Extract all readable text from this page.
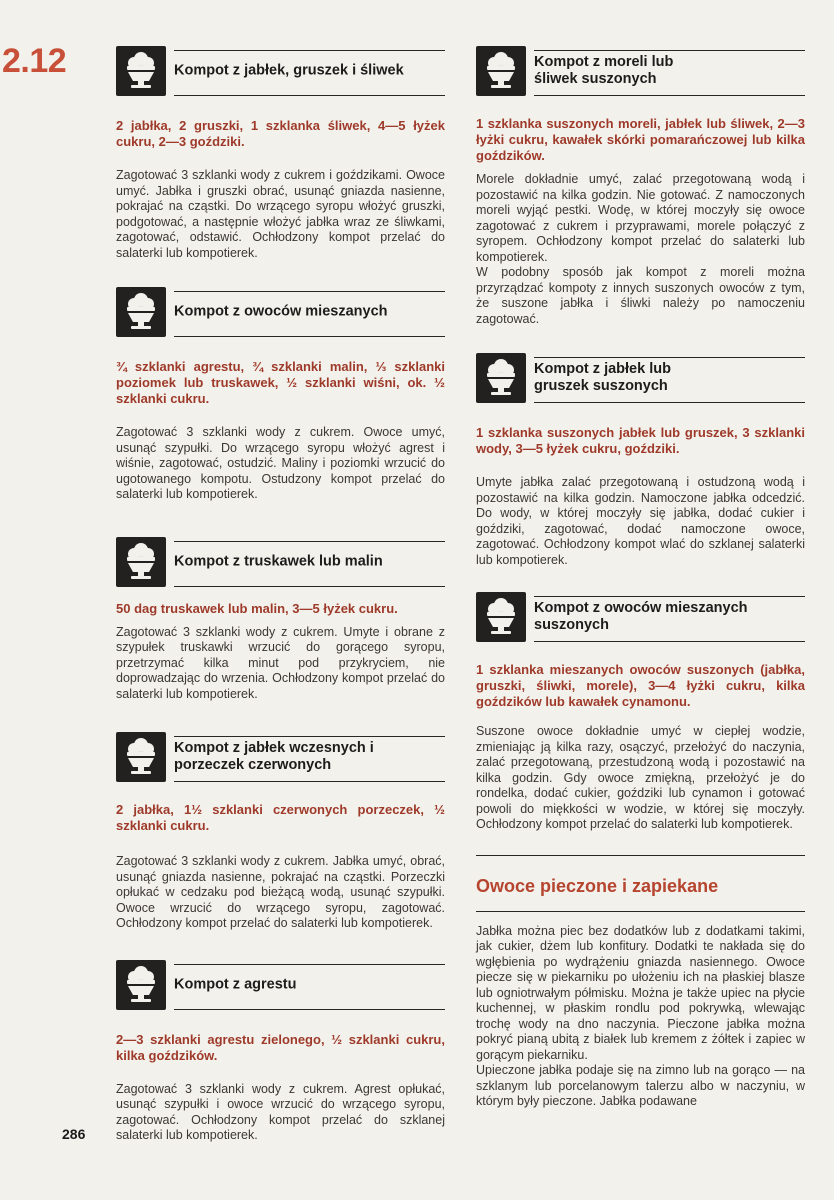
2.12	Kompot z jabłek, gruszek i śliwek

2 jabłka, 2 gruszki, 1 szklanka śliwek, 4—5 łyżek cukru, 2—3 goździki.

Zagotować 3 szklanki wody z cukrem i goździkami. Owoce umyć. Jabłka i gruszki obrać, usunąć gniazda nasienne, pokrajać na cząstki. Do wrzącego syropu włożyć gruszki, podgotować, a następnie włożyć jabłka wraz ze śliwkami, zagotować, odstawić. Ochłodzony kompot przelać do salaterki lub kompotierek.

Kompot z owoców mieszanych

¾ szklanki agrestu, ¾ szklanki malin, ⅓ szklanki poziomek lub truskawek, ½ szklanki wiśni, ok. ½ szklanki cukru.

Zagotować 3 szklanki wody z cukrem. Owoce umyć, usunąć szypułki. Do wrzącego syropu włożyć agrest i wiśnie, zagotować, ostudzić. Maliny i poziomki wrzucić do ugotowanego kompotu. Ostudzony kompot przelać do salaterki lub kompotierek.

Kompot z truskawek lub malin

50 dag truskawek lub malin, 3—5 łyżek cukru.

Zagotować 3 szklanki wody z cukrem. Umyte i obrane z szypułek truskawki wrzucić do gorącego syropu, przetrzymać kilka minut pod przykryciem, nie doprowadzając do wrzenia. Ochłodzony kompot przelać do salaterki lub kompotierek.

Kompot z jabłek wczesnych i porzeczek czerwonych

2 jabłka, 1½ szklanki czerwonych porzeczek, ½ szklanki cukru.

Zagotować 3 szklanki wody z cukrem. Jabłka umyć, obrać, usunąć gniazda nasienne, pokrajać na cząstki. Porzeczki opłukać w cedzaku pod bieżącą wodą, usunąć szypułki. Owoce wrzucić do wrzącego syropu, zagotować. Ochłodzony kompot przelać do salaterki lub kompotierek.

Kompot z agrestu

2—3 szklanki agrestu zielonego, ½ szklanki cukru, kilka goździków.

Zagotować 3 szklanki wody z cukrem. Agrest opłukać, usunąć szypułki i owoce wrzucić do wrzącego syropu, zagotować. Ochłodzony kompot przelać do szklanej salaterki lub kompotierek.

Kompot z moreli lub śliwek suszonych

1 szklanka suszonych moreli, jabłek lub śliwek, 2—3 łyżki cukru, kawałek skórki pomarańczowej lub kilka goździków.

Morele dokładnie umyć, zalać przegotowaną wodą i pozostawić na kilka godzin. Nie gotować. Z namoczonych moreli wyjąć pestki. Wodę, w której moczyły się owoce zagotować z cukrem i przyprawami, morele połączyć z syropem. Ochłodzony kompot przelać do salaterki lub kompotierek.

W podobny sposób jak kompot z moreli można przyrządzać kompoty z innych suszonych owoców z tym, że suszone jabłka i śliwki należy po namoczeniu zagotować.

Kompot z jabłek lub gruszek suszonych

1 szklanka suszonych jabłek lub gruszek, 3 szklanki wody, 3—5 łyżek cukru, goździki.

Umyte jabłka zalać przegotowaną i ostudzoną wodą i pozostawić na kilka godzin. Namoczone jabłka odcedzić. Do wody, w której moczyły się jabłka, dodać cukier i goździki, zagotować, dodać namoczone owoce, zagotować. Ochłodzony kompot wlać do szklanej salaterki lub kompotierek.

Kompot z owoców mieszanych suszonych

1 szklanka mieszanych owoców suszonych (jabłka, gruszki, śliwki, morele), 3—4 łyżki cukru, kilka goździków lub kawałek cynamonu.

Suszone owoce dokładnie umyć w ciepłej wodzie, zmieniając ją kilka razy, osączyć, przełożyć do naczynia, zalać przegotowaną, przestudzoną wodą i pozostawić na kilka godzin. Gdy owoce zmiękną, przełożyć je do rondelka, dodać cukier, goździki lub cynamon i gotować powoli do miękkości w wodzie, w której się moczyły. Ochłodzony kompot przelać do salaterki lub kompotierek.

Owoce pieczone i zapiekane

Jabłka można piec bez dodatków lub z dodatkami takimi, jak cukier, dżem lub konfitury. Dodatki te nakłada się do wgłębienia po wydrążeniu gniazda nasiennego. Owoce piecze się w piekarniku po ułożeniu ich na płaskiej blasze lub ogniotrwałym półmisku. Można je także upiec na płycie kuchennej, w płaskim rondlu pod pokrywką, wlewając trochę wody na dno naczynia. Pieczone jabłka można pokryć pianą ubitą z białek lub kremem z żółtek i zapiec w gorącym piekarniku.

Upieczone jabłka podaje się na zimno lub na gorąco — na szklanym lub porcelanowym talerzu albo w naczyniu, w którym były pieczone. Jabłka podawane

286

Your instructions:
For each line in the data above that contains the string "czerwonych", extract the line.

Response to the exercise:
Kompot z jabłek wczesnych i porzeczek czerwonych
2 jabłka, 1½ szklanki czerwonych porzeczek, ½ szklanki cukru.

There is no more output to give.